▶ **What is asked**:
Comb through the entries for "kind" and pull out each line that holds it.

▶ **Listed entries**:
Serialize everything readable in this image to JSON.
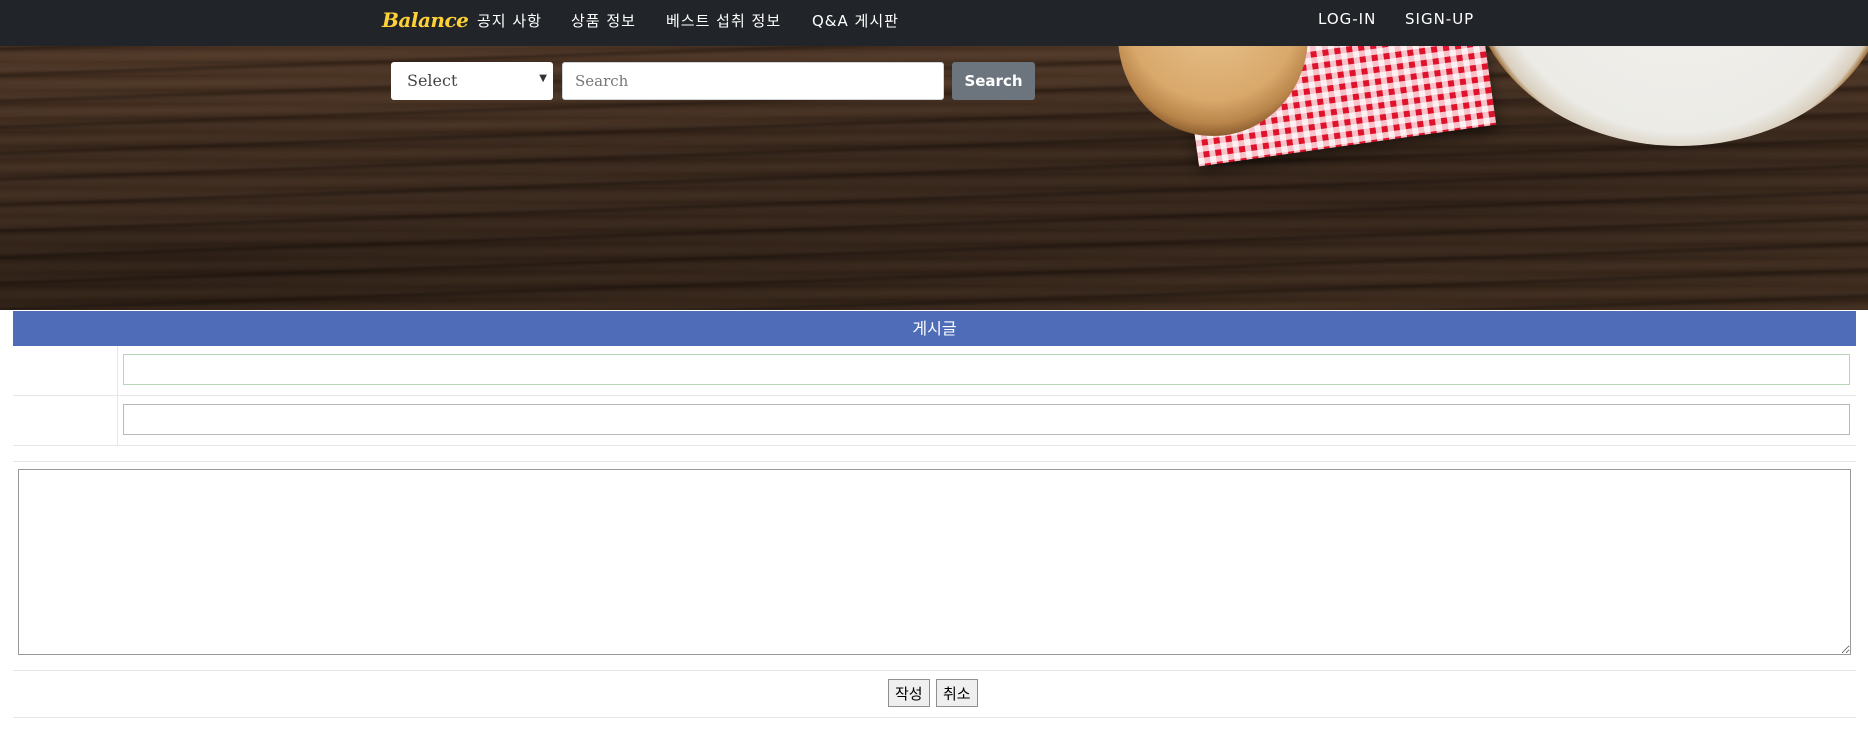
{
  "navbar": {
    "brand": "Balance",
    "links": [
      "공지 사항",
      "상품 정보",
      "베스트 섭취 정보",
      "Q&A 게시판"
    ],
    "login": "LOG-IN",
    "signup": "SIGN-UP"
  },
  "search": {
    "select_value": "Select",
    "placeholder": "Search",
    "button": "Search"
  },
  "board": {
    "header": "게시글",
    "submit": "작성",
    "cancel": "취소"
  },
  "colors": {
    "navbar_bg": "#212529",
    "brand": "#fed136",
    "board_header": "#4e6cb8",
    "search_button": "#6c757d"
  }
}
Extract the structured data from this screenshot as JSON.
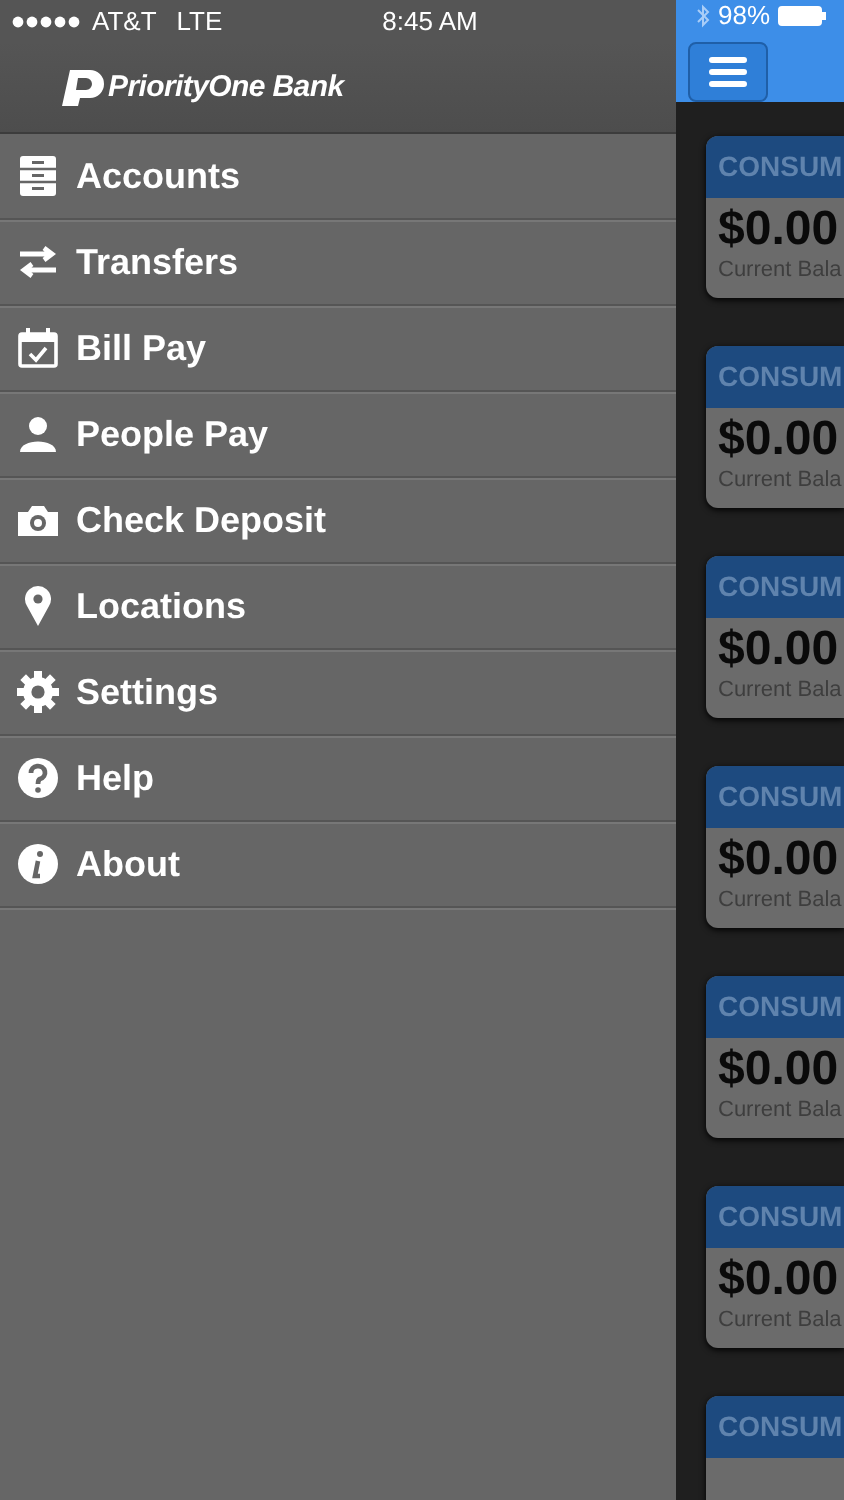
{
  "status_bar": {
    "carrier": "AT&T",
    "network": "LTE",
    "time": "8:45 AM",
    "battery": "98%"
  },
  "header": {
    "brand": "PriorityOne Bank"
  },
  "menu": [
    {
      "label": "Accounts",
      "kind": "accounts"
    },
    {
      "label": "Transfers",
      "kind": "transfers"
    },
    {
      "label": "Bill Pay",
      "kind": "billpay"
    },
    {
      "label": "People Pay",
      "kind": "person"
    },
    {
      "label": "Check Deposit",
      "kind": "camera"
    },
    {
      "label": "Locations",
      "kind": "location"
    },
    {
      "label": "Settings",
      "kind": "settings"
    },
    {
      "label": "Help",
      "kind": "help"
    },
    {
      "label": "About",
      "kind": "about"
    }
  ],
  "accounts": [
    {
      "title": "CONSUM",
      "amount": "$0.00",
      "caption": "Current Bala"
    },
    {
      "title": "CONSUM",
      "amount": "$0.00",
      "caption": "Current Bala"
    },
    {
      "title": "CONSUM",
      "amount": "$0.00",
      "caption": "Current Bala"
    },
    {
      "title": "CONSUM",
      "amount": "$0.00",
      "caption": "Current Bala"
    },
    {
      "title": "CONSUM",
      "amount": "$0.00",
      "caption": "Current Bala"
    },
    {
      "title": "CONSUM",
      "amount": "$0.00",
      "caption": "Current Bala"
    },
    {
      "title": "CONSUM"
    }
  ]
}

▶ **Task output**:
      "kind": "accounts"
      "kind": "transfers"
      "kind": "billpay"
      "kind": "person"
      "kind": "camera"
      "kind": "location"
      "kind": "settings"
      "kind": "help"
      "kind": "about"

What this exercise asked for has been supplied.